[Dataset records]
_ _ _

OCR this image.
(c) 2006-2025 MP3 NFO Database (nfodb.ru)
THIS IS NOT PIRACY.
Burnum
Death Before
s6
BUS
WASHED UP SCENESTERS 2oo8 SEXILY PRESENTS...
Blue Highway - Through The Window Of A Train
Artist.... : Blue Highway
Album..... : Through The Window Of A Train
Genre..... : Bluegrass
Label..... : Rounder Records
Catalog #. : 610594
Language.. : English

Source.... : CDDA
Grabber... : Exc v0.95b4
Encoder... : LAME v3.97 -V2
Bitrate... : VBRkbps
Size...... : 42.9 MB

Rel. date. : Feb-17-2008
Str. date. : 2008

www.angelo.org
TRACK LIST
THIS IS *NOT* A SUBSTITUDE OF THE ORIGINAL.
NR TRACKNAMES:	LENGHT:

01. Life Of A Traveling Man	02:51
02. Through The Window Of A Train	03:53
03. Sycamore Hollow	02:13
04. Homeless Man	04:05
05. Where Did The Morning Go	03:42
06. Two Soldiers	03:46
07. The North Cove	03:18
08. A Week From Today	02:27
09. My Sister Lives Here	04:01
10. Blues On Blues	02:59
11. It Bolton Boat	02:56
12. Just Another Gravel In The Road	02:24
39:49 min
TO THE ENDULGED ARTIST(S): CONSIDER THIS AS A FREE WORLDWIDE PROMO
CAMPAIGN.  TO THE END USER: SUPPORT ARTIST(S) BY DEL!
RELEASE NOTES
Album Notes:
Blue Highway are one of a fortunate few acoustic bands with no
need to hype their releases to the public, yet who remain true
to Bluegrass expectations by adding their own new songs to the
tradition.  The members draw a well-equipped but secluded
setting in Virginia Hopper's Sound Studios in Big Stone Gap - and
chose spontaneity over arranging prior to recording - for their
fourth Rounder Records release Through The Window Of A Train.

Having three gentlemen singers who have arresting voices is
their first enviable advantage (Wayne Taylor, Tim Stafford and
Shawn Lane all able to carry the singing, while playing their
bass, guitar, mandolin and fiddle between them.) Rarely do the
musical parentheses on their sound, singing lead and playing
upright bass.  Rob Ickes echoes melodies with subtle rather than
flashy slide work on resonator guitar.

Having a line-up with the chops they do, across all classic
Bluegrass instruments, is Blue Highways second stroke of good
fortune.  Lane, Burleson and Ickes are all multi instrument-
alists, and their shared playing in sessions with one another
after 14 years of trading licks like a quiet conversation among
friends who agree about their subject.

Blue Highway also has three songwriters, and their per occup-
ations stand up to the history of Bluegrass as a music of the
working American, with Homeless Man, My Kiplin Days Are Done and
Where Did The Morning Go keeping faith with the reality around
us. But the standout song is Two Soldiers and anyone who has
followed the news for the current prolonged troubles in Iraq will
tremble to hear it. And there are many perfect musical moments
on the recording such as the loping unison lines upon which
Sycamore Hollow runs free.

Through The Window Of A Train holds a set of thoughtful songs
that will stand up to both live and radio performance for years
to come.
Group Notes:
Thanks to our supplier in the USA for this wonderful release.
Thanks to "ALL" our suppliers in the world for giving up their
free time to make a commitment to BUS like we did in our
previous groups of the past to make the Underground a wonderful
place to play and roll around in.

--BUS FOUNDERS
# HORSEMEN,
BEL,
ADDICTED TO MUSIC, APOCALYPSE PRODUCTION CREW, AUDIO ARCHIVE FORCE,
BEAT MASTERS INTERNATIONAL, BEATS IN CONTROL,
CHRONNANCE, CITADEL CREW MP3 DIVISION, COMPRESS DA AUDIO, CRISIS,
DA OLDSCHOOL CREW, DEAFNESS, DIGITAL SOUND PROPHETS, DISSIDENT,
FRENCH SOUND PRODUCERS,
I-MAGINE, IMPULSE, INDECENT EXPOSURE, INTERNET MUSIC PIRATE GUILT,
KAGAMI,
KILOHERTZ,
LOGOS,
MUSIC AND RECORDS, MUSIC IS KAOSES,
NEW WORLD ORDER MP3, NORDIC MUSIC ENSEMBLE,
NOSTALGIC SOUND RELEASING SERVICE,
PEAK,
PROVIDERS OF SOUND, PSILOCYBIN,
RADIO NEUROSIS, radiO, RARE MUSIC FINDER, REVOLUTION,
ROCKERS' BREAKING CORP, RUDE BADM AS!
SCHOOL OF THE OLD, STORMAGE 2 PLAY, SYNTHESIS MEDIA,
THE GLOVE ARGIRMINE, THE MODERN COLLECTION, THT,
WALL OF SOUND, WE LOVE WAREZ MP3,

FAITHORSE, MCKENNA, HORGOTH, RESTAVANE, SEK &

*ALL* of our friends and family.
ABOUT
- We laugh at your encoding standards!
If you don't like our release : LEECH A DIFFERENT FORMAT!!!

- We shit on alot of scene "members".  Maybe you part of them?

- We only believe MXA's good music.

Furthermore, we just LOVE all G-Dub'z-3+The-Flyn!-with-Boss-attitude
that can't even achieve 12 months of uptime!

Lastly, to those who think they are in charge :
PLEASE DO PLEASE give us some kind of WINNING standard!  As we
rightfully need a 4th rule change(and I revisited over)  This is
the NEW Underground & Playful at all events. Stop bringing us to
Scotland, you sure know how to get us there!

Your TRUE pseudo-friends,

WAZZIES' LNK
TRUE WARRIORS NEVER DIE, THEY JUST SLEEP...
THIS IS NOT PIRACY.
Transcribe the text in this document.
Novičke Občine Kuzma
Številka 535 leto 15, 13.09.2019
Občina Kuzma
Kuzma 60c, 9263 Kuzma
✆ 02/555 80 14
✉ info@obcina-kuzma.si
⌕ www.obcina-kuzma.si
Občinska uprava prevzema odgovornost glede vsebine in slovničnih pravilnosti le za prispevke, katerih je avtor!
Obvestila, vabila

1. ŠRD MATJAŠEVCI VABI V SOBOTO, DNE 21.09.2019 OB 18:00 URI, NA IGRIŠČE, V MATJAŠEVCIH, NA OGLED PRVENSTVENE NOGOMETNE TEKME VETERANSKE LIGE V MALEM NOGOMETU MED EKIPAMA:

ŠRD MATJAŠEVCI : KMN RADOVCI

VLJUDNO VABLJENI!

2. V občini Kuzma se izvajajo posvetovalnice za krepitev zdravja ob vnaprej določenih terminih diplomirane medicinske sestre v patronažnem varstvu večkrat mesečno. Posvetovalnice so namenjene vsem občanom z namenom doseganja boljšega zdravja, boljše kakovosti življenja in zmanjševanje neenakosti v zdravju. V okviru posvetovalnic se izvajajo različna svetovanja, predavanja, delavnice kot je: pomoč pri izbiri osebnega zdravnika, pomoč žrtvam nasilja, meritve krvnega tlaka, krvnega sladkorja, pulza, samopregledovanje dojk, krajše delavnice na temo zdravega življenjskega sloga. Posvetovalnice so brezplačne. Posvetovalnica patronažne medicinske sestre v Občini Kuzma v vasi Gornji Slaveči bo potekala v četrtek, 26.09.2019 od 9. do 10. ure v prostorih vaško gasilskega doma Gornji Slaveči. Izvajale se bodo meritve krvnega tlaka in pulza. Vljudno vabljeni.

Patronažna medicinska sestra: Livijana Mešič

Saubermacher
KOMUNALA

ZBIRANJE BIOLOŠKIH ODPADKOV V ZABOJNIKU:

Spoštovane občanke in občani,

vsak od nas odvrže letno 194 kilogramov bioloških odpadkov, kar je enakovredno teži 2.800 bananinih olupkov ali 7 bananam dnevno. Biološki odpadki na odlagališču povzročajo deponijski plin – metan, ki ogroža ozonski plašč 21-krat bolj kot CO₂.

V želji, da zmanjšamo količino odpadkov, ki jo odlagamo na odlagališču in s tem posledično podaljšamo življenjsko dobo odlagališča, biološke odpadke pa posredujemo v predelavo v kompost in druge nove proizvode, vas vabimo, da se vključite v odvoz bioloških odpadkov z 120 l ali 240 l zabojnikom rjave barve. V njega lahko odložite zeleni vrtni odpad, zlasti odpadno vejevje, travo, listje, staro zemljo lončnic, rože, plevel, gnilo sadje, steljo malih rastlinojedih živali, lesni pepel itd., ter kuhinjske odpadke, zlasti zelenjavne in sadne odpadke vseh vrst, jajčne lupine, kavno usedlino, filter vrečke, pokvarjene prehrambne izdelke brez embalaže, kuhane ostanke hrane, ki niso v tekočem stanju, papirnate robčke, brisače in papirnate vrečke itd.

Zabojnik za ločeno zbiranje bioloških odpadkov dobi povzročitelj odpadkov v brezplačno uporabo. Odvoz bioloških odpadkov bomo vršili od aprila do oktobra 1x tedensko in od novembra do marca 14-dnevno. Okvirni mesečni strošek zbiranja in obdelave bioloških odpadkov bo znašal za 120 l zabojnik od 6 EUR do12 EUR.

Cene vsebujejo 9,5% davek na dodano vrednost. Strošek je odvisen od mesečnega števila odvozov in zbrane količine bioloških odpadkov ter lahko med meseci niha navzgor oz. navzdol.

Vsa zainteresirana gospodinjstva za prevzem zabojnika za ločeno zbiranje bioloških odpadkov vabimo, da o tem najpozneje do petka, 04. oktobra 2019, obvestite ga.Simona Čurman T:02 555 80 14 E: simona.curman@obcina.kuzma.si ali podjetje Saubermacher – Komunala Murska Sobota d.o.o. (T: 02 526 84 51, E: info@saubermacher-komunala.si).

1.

_ _ _

# WRITTEN EXERCISE:
Search the data above for the string "Sycamore" and return every line that has it.

# FINAL ANSWER:
03. Sycamore Hollow	02:13
Sycamore Hollow runs free.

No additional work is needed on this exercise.